§ Material for the task
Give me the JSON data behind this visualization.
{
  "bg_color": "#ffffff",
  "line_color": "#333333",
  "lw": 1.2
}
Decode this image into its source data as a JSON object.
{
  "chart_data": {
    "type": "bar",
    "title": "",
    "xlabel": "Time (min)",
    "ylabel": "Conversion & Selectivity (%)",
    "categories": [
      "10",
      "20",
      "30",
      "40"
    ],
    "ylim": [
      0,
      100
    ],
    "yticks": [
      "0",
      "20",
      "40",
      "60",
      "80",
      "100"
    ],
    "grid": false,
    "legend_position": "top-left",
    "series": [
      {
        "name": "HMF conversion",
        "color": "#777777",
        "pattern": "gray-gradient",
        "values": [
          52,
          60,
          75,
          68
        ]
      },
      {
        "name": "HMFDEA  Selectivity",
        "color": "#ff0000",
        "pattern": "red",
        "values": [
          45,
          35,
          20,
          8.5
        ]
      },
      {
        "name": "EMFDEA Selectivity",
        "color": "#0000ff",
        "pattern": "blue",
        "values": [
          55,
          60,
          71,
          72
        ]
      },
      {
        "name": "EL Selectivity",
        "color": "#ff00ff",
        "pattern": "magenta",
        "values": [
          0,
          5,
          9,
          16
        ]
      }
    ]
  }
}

§ Given instruction
Word for word, restate all of the data shown above.

§ Exercise result
Give me the JSON data behind this visualization.
{
  "bg_color": "#ffffff",
  "line_color": "#333333",
  "lw": 1.2
}
Decode this image into its source data as a JSON object.
{
  "chart_data": {
    "type": "bar",
    "title": "",
    "xlabel": "Time (min)",
    "ylabel": "Conversion & Selectivity (%)",
    "categories": [
      "10",
      "20",
      "30",
      "40"
    ],
    "ylim": [
      0,
      100
    ],
    "yticks": [
      "0",
      "20",
      "40",
      "60",
      "80",
      "100"
    ],
    "grid": false,
    "legend_position": "top-left",
    "series": [
      {
        "name": "HMF conversion",
        "color": "#777777",
        "pattern": "gray-gradient",
        "values": [
          52,
          60,
          75,
          68
        ]
      },
      {
        "name": "HMFDEA  Selectivity",
        "color": "#ff0000",
        "pattern": "red",
        "values": [
          45,
          35,
          20,
          8.5
        ]
      },
      {
        "name": "EMFDEA Selectivity",
        "color": "#0000ff",
        "pattern": "blue",
        "values": [
          55,
          60,
          71,
          72
        ]
      },
      {
        "name": "EL Selectivity",
        "color": "#ff00ff",
        "pattern": "magenta",
        "values": [
          0,
          5,
          9,
          16
        ]
      }
    ]
  }
}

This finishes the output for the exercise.